___ Task material

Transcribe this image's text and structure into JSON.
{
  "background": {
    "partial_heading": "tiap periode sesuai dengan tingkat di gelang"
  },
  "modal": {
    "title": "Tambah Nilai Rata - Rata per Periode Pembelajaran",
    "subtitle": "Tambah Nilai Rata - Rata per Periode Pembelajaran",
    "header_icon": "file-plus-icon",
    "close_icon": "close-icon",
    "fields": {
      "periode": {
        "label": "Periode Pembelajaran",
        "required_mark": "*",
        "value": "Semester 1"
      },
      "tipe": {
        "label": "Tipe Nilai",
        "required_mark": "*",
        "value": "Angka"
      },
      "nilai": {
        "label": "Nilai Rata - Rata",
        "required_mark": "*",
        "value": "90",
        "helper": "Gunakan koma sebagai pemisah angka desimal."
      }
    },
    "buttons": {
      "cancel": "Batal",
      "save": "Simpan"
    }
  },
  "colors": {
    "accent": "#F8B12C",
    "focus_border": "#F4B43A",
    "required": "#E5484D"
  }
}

______

## Your task
Scan the records for the string "Rata". Copy each line in which it appears.

## Correct answer
    "title": "Tambah Nilai Rata - Rata per Periode Pembelajaran",
    "subtitle": "Tambah Nilai Rata - Rata per Periode Pembelajaran",
        "label": "Nilai Rata - Rata",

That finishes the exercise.